Data records:

────────────────

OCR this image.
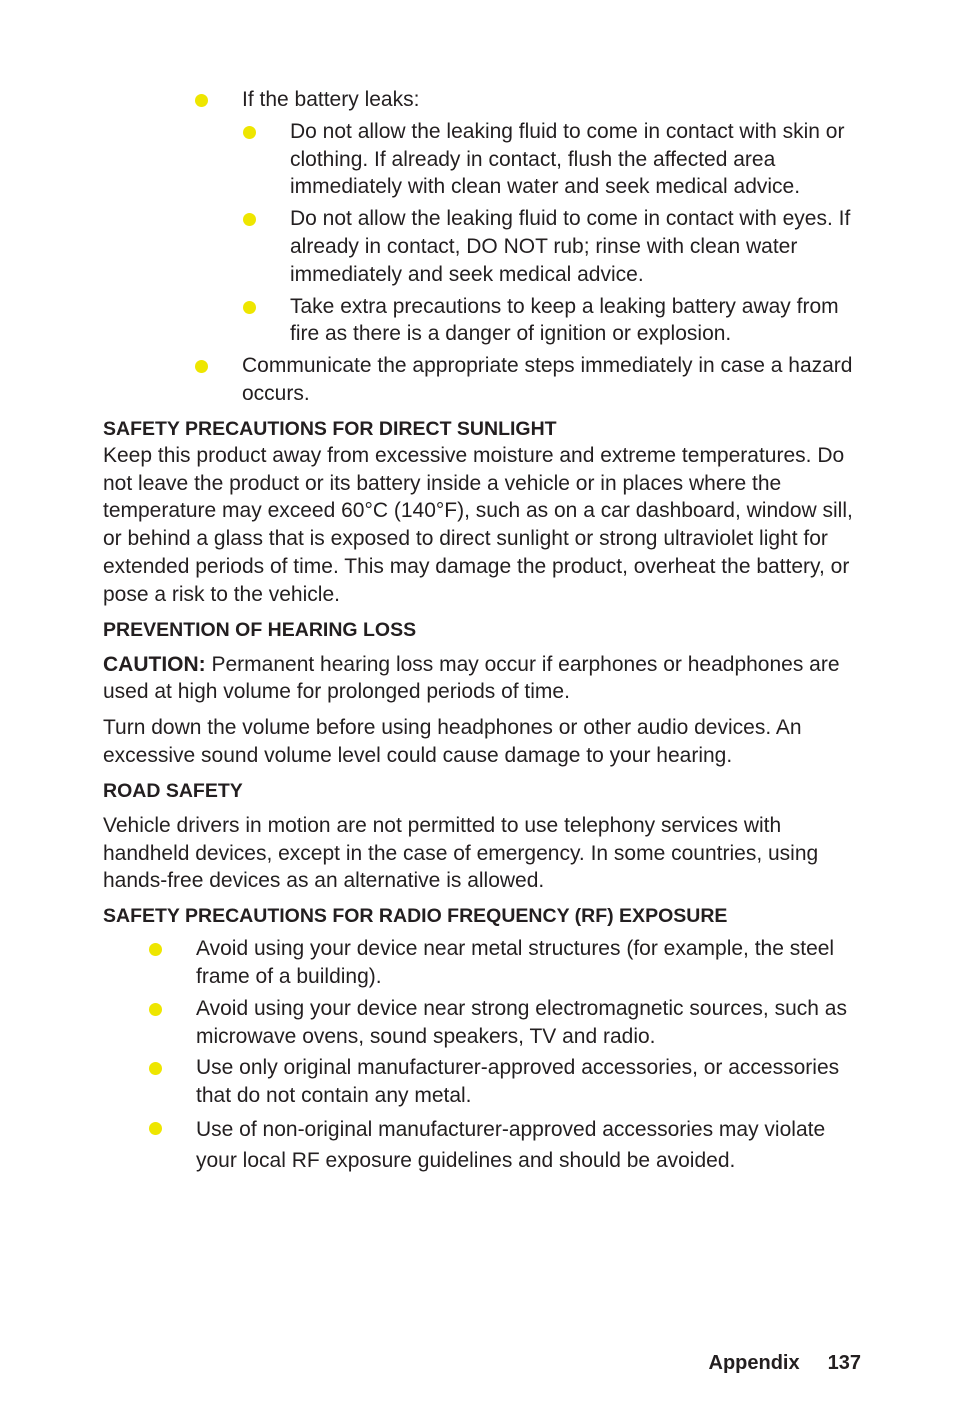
If the battery leaks:
Do not allow the leaking fluid to come in contact with skin or clothing. If already in contact, flush the affected area immediately with clean water and seek medical advice.
Do not allow the leaking fluid to come in contact with eyes. If already in contact, DO NOT rub; rinse with clean water immediately and seek medical advice.
Take extra precautions to keep a leaking battery away from fire as there is a danger of ignition or explosion.
Communicate the appropriate steps immediately in case a hazard occurs.
SAFETY PRECAUTIONS FOR DIRECT SUNLIGHT
Keep this product away from excessive moisture and extreme temperatures. Do not leave the product or its battery inside a vehicle or in places where the temperature may exceed 60°C (140°F), such as on a car dashboard, window sill, or behind a glass that is exposed to direct sunlight or strong ultraviolet light for extended periods of time. This may damage the product, overheat the battery, or pose a risk to the vehicle.
PREVENTION OF HEARING LOSS
CAUTION: Permanent hearing loss may occur if earphones or headphones are used at high volume for prolonged periods of time.
Turn down the volume before using headphones or other audio devices. An excessive sound volume level could cause damage to your hearing.
ROAD SAFETY
Vehicle drivers in motion are not permitted to use telephony services with handheld devices, except in the case of emergency. In some countries, using hands-free devices as an alternative is allowed.
SAFETY PRECAUTIONS FOR RADIO FREQUENCY (RF) EXPOSURE
Avoid using your device near metal structures (for example, the steel frame of a building).
Avoid using your device near strong electromagnetic sources, such as microwave ovens, sound speakers, TV and radio.
Use only original manufacturer-approved accessories, or accessories that do not contain any metal.
Use of non-original manufacturer-approved accessories may violate your local RF exposure guidelines and should be avoided.
Appendix 137
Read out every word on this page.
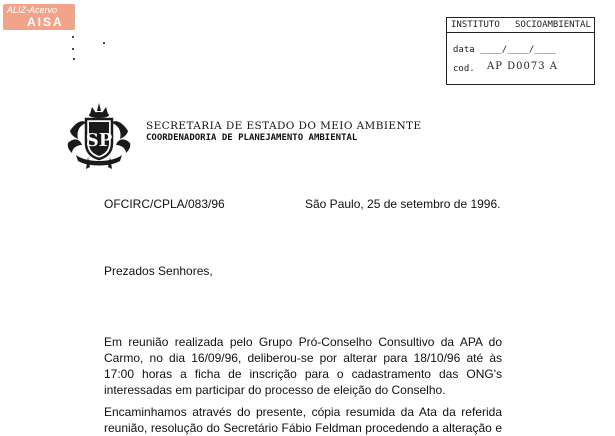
ALIZ-Acervo
AISA	INSTITUTO SOCIOAMBIENTAL
data ____/____/____
cod. AP D0073 A
SP
SECRETARIA DE ESTADO DO MEIO AMBIENTE
COORDENADORIA DE PLANEJAMENTO AMBIENTAL
OFCIRC/CPLA/083/96	São Paulo, 25 de setembro de 1996.
Prezados Senhores,

Em reunião realizada pelo Grupo Pró-Conselho Consultivo da APA do
Carmo, no dia 16/09/96, deliberou-se por alterar para 18/10/96 até às
17:00 horas a ficha de inscrição para o cadastramento das ONG's
interessadas em participar do processo de eleição do Conselho.

Encaminhamos através do presente, cópia resumida da Ata da referida
reunião, resolução do Secretário Fábio Feldman procedendo a alteração e
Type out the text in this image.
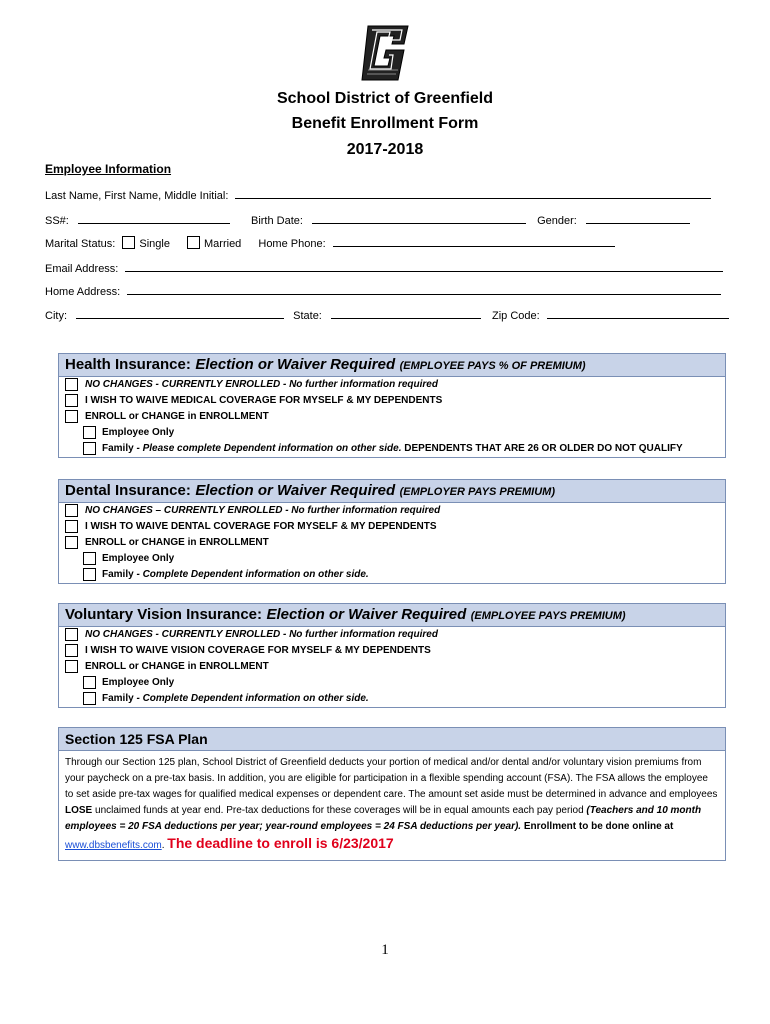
School District of Greenfield
Benefit Enrollment Form
2017-2018
Employee Information
Last Name, First Name, Middle Initial:
SS#:	Birth Date:	Gender:
Marital Status: Single	Married Home Phone:
Email Address:
Home Address:
City:	State:	Zip Code:
Health Insurance: Election or Waiver Required (EMPLOYEE PAYS % OF PREMIUM)
NO CHANGES - CURRENTLY ENROLLED - No further information required
I WISH TO WAIVE MEDICAL COVERAGE FOR MYSELF & MY DEPENDENTS
ENROLL or CHANGE in ENROLLMENT
Employee Only
Family - Please complete Dependent information on other side. DEPENDENTS THAT ARE 26 OR OLDER DO NOT QUALIFY
Dental Insurance: Election or Waiver Required (EMPLOYER PAYS PREMIUM)
NO CHANGES – CURRENTLY ENROLLED - No further information required
I WISH TO WAIVE DENTAL COVERAGE FOR MYSELF & MY DEPENDENTS
ENROLL or CHANGE in ENROLLMENT
Employee Only
Family - Complete Dependent information on other side.
Voluntary Vision Insurance: Election or Waiver Required (EMPLOYEE PAYS PREMIUM)
NO CHANGES - CURRENTLY ENROLLED - No further information required
I WISH TO WAIVE VISION COVERAGE FOR MYSELF & MY DEPENDENTS
ENROLL or CHANGE in ENROLLMENT
Employee Only
Family - Complete Dependent information on other side.
Section 125 FSA Plan
Through our Section 125 plan, School District of Greenfield deducts your portion of medical and/or dental and/or voluntary vision premiums from your paycheck on a pre-tax basis. In addition, you are eligible for participation in a flexible spending account (FSA). The FSA allows the employee to set aside pre-tax wages for qualified medical expenses or dependent care. The amount set aside must be determined in advance and employees LOSE unclaimed funds at year end. Pre-tax deductions for these coverages will be in equal amounts each pay period (Teachers and 10 month employees = 20 FSA deductions per year; year-round employees = 24 FSA deductions per year). Enrollment to be done online at www.dbsbenefits.com. The deadline to enroll is 6/23/2017
1
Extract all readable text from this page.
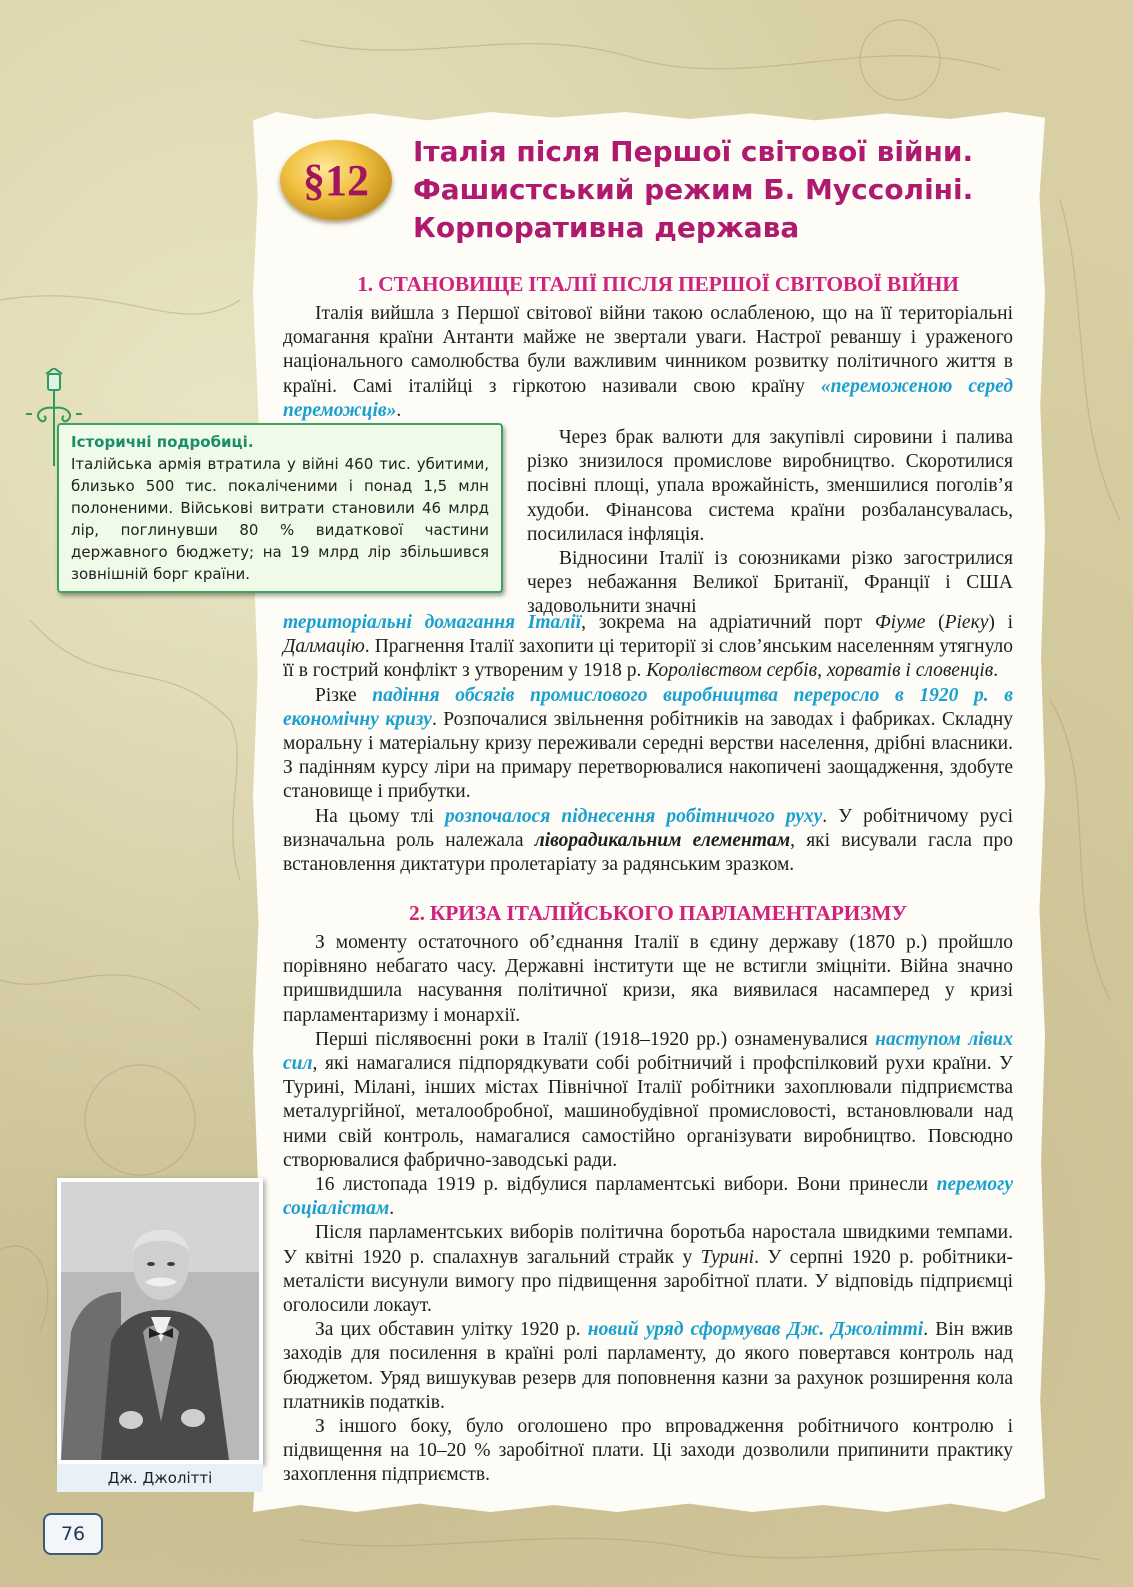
§12
Італія після Першої світової війни.
Фашистський режим Б. Муссоліні.
Корпоративна держава
1. СТАНОВИЩЕ ІТАЛІЇ ПІСЛЯ ПЕРШОЇ СВІТОВОЇ ВІЙНИ

Італія вийшла з Першої світової війни такою ослабленою, що на її територіальні домагання країни Антанти майже не звертали уваги. Настрої реваншу і ураженого національного самолюбства були важливим чинником розвитку політичного життя в країні. Самі італійці з гіркотою називали свою країну «переможеною серед переможців».

Через брак валюти для закупівлі сировини і палива різко знизилося промислове виробництво. Скоротилися посівні площі, упала врожайність, зменшилися поголів’я худоби. Фінансова система країни розбалансувалась, посилилася інфляція.

Відносини Італії із союзниками різко загострилися через небажання Великої Британії, Франції і США задовольнити значні

територіальні домагання Італії, зокрема на адріатичний порт Фіуме (Ріеку) і Далмацію. Прагнення Італії захопити ці території зі слов’янським населенням утягнуло її в гострий конфлікт з утвореним у 1918 р. Королівством сербів, хорватів і словенців.

Різке падіння обсягів промислового виробництва переросло в 1920 р. в економічну кризу. Розпочалися звільнення робітників на заводах і фабриках. Складну моральну і матеріальну кризу переживали середні верстви населення, дрібні власники. З падінням курсу ліри на примару перетворювалися накопичені заощадження, здобуте становище і прибутки.

На цьому тлі розпочалося піднесення робітничого руху. У робітничому русі визначальна роль належала ліворадикальним елементам, які висували гасла про встановлення диктатури пролетаріату за радянським зразком.

2. КРИЗА ІТАЛІЙСЬКОГО ПАРЛАМЕНТАРИЗМУ

З моменту остаточного об’єднання Італії в єдину державу (1870 р.) пройшло порівняно небагато часу. Державні інститути ще не встигли зміцніти. Війна значно пришвидшила насування політичної кризи, яка виявилася насамперед у кризі парламентаризму і монархії.

Перші післявоєнні роки в Італії (1918–1920 рр.) ознаменувалися наступом лівих сил, які намагалися підпорядкувати собі робітничий і профспілковий рухи країни. У Турині, Мілані, інших містах Північної Італії робітники захоплювали підприємства металургійної, металообробної, машинобудівної промисловості, встановлювали над ними свій контроль, намагалися самостійно організувати виробництво. Повсюдно створювалися фабрично-заводські ради.

16 листопада 1919 р. відбулися парламентські вибори. Вони принесли перемогу соціалістам.

Після парламентських виборів політична боротьба наростала швидкими темпами. У квітні 1920 р. спалахнув загальний страйк у Турині. У серпні 1920 р. робітники-металісти висунули вимогу про підвищення заробітної плати. У відповідь підприємці оголосили локаут.

За цих обставин улітку 1920 р. новий уряд сформував Дж. Джолітті. Він вжив заходів для посилення в країні ролі парламенту, до якого повертався контроль над бюджетом. Уряд вишукував резерв для поповнення казни за рахунок розширення кола платників податків.

З іншого боку, було оголошено про впровадження робітничого контролю і підвищення на 10–20 % заробітної плати. Ці заходи дозволили припинити практику захоплення підприємств.

Історичні подробиці.
Італійська армія втратила у війні 460 тис. убитими, близько 500 тис. покаліченими і понад 1,5 млн полоненими. Військові витрати становили 46 млрд лір, поглинувши 80 % видаткової частини державного бюджету; на 19 млрд лір збільшився зовнішній борг країни.
Дж. Джолітті
76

────────────────

WHAT TO WORK ON: Can the entries above be repeated exactly, without their pictures?

FINISHED TASK:
OCR this image.
If the battery leaks:
Do not allow the leaking fluid to come in contact with skin or clothing. If already in contact, flush the affected area immediately with clean water and seek medical advice.
Do not allow the leaking fluid to come in contact with eyes. If already in contact, DO NOT rub; rinse with clean water immediately and seek medical advice.
Take extra precautions to keep a leaking battery away from fire as there is a danger of ignition or explosion.
Communicate the appropriate steps immediately in case a hazard occurs.
SAFETY PRECAUTIONS FOR DIRECT SUNLIGHT
Keep this product away from excessive moisture and extreme temperatures. Do not leave the product or its battery inside a vehicle or in places where the temperature may exceed 60°C (140°F), such as on a car dashboard, window sill, or behind a glass that is exposed to direct sunlight or strong ultraviolet light for extended periods of time. This may damage the product, overheat the battery, or pose a risk to the vehicle.
PREVENTION OF HEARING LOSS
CAUTION: Permanent hearing loss may occur if earphones or headphones are used at high volume for prolonged periods of time.
Turn down the volume before using headphones or other audio devices. An excessive sound volume level could cause damage to your hearing.
ROAD SAFETY
Vehicle drivers in motion are not permitted to use telephony services with handheld devices, except in the case of emergency. In some countries, using hands-free devices as an alternative is allowed.
SAFETY PRECAUTIONS FOR RADIO FREQUENCY (RF) EXPOSURE
Avoid using your device near metal structures (for example, the steel frame of a building).
Avoid using your device near strong electromagnetic sources, such as microwave ovens, sound speakers, TV and radio.
Use only original manufacturer-approved accessories, or accessories that do not contain any metal.
Use of non-original manufacturer-approved accessories may violate your local RF exposure guidelines and should be avoided.
Appendix 137
Read out every word on this page.
ALIZ-Acervo
AISA	INSTITUTO SOCIOAMBIENTAL
data ____/____/____
cod. AP D0073 A
SP
SECRETARIA DE ESTADO DO MEIO AMBIENTE
COORDENADORIA DE PLANEJAMENTO AMBIENTAL
OFCIRC/CPLA/083/96	São Paulo, 25 de setembro de 1996.
Prezados Senhores,

Em reunião realizada pelo Grupo Pró-Conselho Consultivo da APA do
Carmo, no dia 16/09/96, deliberou-se por alterar para 18/10/96 até às
17:00 horas a ficha de inscrição para o cadastramento das ONG's
interessadas em participar do processo de eleição do Conselho.

Encaminhamos através do presente, cópia resumida da Ata da referida
reunião, resolução do Secretário Fábio Feldman procedendo a alteração e
Type out the text in this image.
School District of Greenfield
Benefit Enrollment Form
2017-2018
Employee Information
Last Name, First Name, Middle Initial:
SS#:	Birth Date:	Gender:
Marital Status: Single	Married Home Phone:
Email Address:
Home Address:
City:	State:	Zip Code:
Health Insurance: Election or Waiver Required (EMPLOYEE PAYS % OF PREMIUM)
NO CHANGES - CURRENTLY ENROLLED - No further information required
I WISH TO WAIVE MEDICAL COVERAGE FOR MYSELF & MY DEPENDENTS
ENROLL or CHANGE in ENROLLMENT
Employee Only
Family - Please complete Dependent information on other side. DEPENDENTS THAT ARE 26 OR OLDER DO NOT QUALIFY
Dental Insurance: Election or Waiver Required (EMPLOYER PAYS PREMIUM)
NO CHANGES – CURRENTLY ENROLLED - No further information required
I WISH TO WAIVE DENTAL COVERAGE FOR MYSELF & MY DEPENDENTS
ENROLL or CHANGE in ENROLLMENT
Employee Only
Family - Complete Dependent information on other side.
Voluntary Vision Insurance: Election or Waiver Required (EMPLOYEE PAYS PREMIUM)
NO CHANGES - CURRENTLY ENROLLED - No further information required
I WISH TO WAIVE VISION COVERAGE FOR MYSELF & MY DEPENDENTS
ENROLL or CHANGE in ENROLLMENT
Employee Only
Family - Complete Dependent information on other side.
Section 125 FSA Plan
Through our Section 125 plan, School District of Greenfield deducts your portion of medical and/or dental and/or voluntary vision premiums from your paycheck on a pre-tax basis. In addition, you are eligible for participation in a flexible spending account (FSA). The FSA allows the employee to set aside pre-tax wages for qualified medical expenses or dependent care. The amount set aside must be determined in advance and employees LOSE unclaimed funds at year end. Pre-tax deductions for these coverages will be in equal amounts each pay period (Teachers and 10 month employees = 20 FSA deductions per year; year-round employees = 24 FSA deductions per year). Enrollment to be done online at www.dbsbenefits.com. The deadline to enroll is 6/23/2017
1
Extract all readable text from this page.
§12
Італія після Першої світової війни.
Фашистський режим Б. Муссоліні.
Корпоративна держава
1. СТАНОВИЩЕ ІТАЛІЇ ПІСЛЯ ПЕРШОЇ СВІТОВОЇ ВІЙНИ

Італія вийшла з Першої світової війни такою ослабленою, що на її територіальні домагання країни Антанти майже не звертали уваги. Настрої реваншу і ураженого національного самолюбства були важливим чинником розвитку політичного життя в країні. Самі італійці з гіркотою називали свою країну «переможеною серед переможців».

Через брак валюти для закупівлі сировини і палива різко знизилося промислове виробництво. Скоротилися посівні площі, упала врожайність, зменшилися поголів’я худоби. Фінансова система країни розбалансувалась, посилилася інфляція.

Відносини Італії із союзниками різко загострилися через небажання Великої Британії, Франції і США задовольнити значні

територіальні домагання Італії, зокрема на адріатичний порт Фіуме (Ріеку) і Далмацію. Прагнення Італії захопити ці території зі слов’янським населенням утягнуло її в гострий конфлікт з утвореним у 1918 р. Королівством сербів, хорватів і словенців.

Різке падіння обсягів промислового виробництва переросло в 1920 р. в економічну кризу. Розпочалися звільнення робітників на заводах і фабриках. Складну моральну і матеріальну кризу переживали середні верстви населення, дрібні власники. З падінням курсу ліри на примару перетворювалися накопичені заощадження, здобуте становище і прибутки.

На цьому тлі розпочалося піднесення робітничого руху. У робітничому русі визначальна роль належала ліворадикальним елементам, які висували гасла про встановлення диктатури пролетаріату за радянським зразком.

2. КРИЗА ІТАЛІЙСЬКОГО ПАРЛАМЕНТАРИЗМУ

З моменту остаточного об’єднання Італії в єдину державу (1870 р.) пройшло порівняно небагато часу. Державні інститути ще не встигли зміцніти. Війна значно пришвидшила насування політичної кризи, яка виявилася насамперед у кризі парламентаризму і монархії.

Перші післявоєнні роки в Італії (1918–1920 рр.) ознаменувалися наступом лівих сил, які намагалися підпорядкувати собі робітничий і профспілковий рухи країни. У Турині, Мілані, інших містах Північної Італії робітники захоплювали підприємства металургійної, металообробної, машинобудівної промисловості, встановлювали над ними свій контроль, намагалися самостійно організувати виробництво. Повсюдно створювалися фабрично-заводські ради.

16 листопада 1919 р. відбулися парламентські вибори. Вони принесли перемогу соціалістам.

Після парламентських виборів політична боротьба наростала швидкими темпами. У квітні 1920 р. спалахнув загальний страйк у Турині. У серпні 1920 р. робітники-металісти висунули вимогу про підвищення заробітної плати. У відповідь підприємці оголосили локаут.

За цих обставин улітку 1920 р. новий уряд сформував Дж. Джолітті. Він вжив заходів для посилення в країні ролі парламенту, до якого повертався контроль над бюджетом. Уряд вишукував резерв для поповнення казни за рахунок розширення кола платників податків.

З іншого боку, було оголошено про впровадження робітничого контролю і підвищення на 10–20 % заробітної плати. Ці заходи дозволили припинити практику захоплення підприємств.

Історичні подробиці.
Італійська армія втратила у війні 460 тис. убитими, близько 500 тис. покаліченими і понад 1,5 млн полоненими. Військові витрати становили 46 млрд лір, поглинувши 80 % видаткової частини державного бюджету; на 19 млрд лір збільшився зовнішній борг країни.
Дж. Джолітті
76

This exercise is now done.